● Request
Would you write out the listing verbatim and skip every picture in it?

● Information given
<<<<

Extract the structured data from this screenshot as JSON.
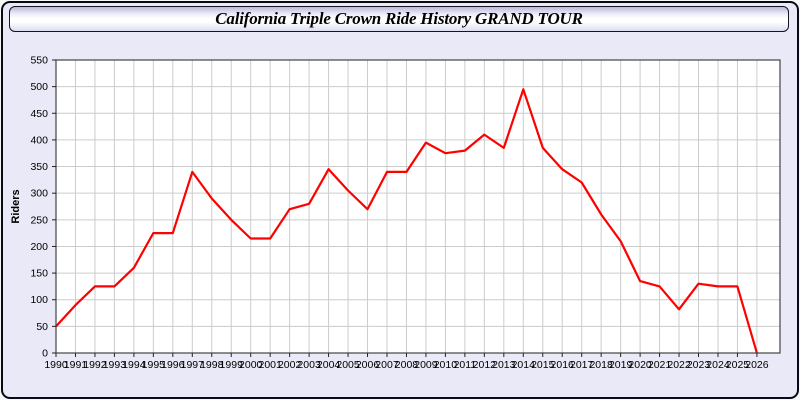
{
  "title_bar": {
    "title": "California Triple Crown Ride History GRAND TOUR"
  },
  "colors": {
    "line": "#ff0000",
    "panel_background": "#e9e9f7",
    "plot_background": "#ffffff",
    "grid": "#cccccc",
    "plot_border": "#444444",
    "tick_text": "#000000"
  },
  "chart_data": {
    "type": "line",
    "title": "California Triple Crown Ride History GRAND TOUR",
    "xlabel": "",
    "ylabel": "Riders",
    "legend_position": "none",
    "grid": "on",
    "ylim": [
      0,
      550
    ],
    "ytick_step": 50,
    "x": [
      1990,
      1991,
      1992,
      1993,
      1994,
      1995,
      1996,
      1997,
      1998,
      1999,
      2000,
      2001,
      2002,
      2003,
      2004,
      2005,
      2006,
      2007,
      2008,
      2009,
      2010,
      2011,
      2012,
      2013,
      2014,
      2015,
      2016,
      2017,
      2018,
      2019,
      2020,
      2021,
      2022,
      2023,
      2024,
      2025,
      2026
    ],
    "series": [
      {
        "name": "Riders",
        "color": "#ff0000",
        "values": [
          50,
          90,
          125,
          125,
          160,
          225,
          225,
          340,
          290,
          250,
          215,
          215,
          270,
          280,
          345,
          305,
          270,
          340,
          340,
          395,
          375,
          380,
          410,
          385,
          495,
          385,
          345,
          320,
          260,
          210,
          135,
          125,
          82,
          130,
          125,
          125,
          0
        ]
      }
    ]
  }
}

>>>>

● Answer to this task
Extract the structured data from this screenshot as JSON.
{
  "title_bar": {
    "title": "California Triple Crown Ride History GRAND TOUR"
  },
  "colors": {
    "line": "#ff0000",
    "panel_background": "#e9e9f7",
    "plot_background": "#ffffff",
    "grid": "#cccccc",
    "plot_border": "#444444",
    "tick_text": "#000000"
  },
  "chart_data": {
    "type": "line",
    "title": "California Triple Crown Ride History GRAND TOUR",
    "xlabel": "",
    "ylabel": "Riders",
    "legend_position": "none",
    "grid": "on",
    "ylim": [
      0,
      550
    ],
    "ytick_step": 50,
    "x": [
      1990,
      1991,
      1992,
      1993,
      1994,
      1995,
      1996,
      1997,
      1998,
      1999,
      2000,
      2001,
      2002,
      2003,
      2004,
      2005,
      2006,
      2007,
      2008,
      2009,
      2010,
      2011,
      2012,
      2013,
      2014,
      2015,
      2016,
      2017,
      2018,
      2019,
      2020,
      2021,
      2022,
      2023,
      2024,
      2025,
      2026
    ],
    "series": [
      {
        "name": "Riders",
        "color": "#ff0000",
        "values": [
          50,
          90,
          125,
          125,
          160,
          225,
          225,
          340,
          290,
          250,
          215,
          215,
          270,
          280,
          345,
          305,
          270,
          340,
          340,
          395,
          375,
          380,
          410,
          385,
          495,
          385,
          345,
          320,
          260,
          210,
          135,
          125,
          82,
          130,
          125,
          125,
          0
        ]
      }
    ]
  }
}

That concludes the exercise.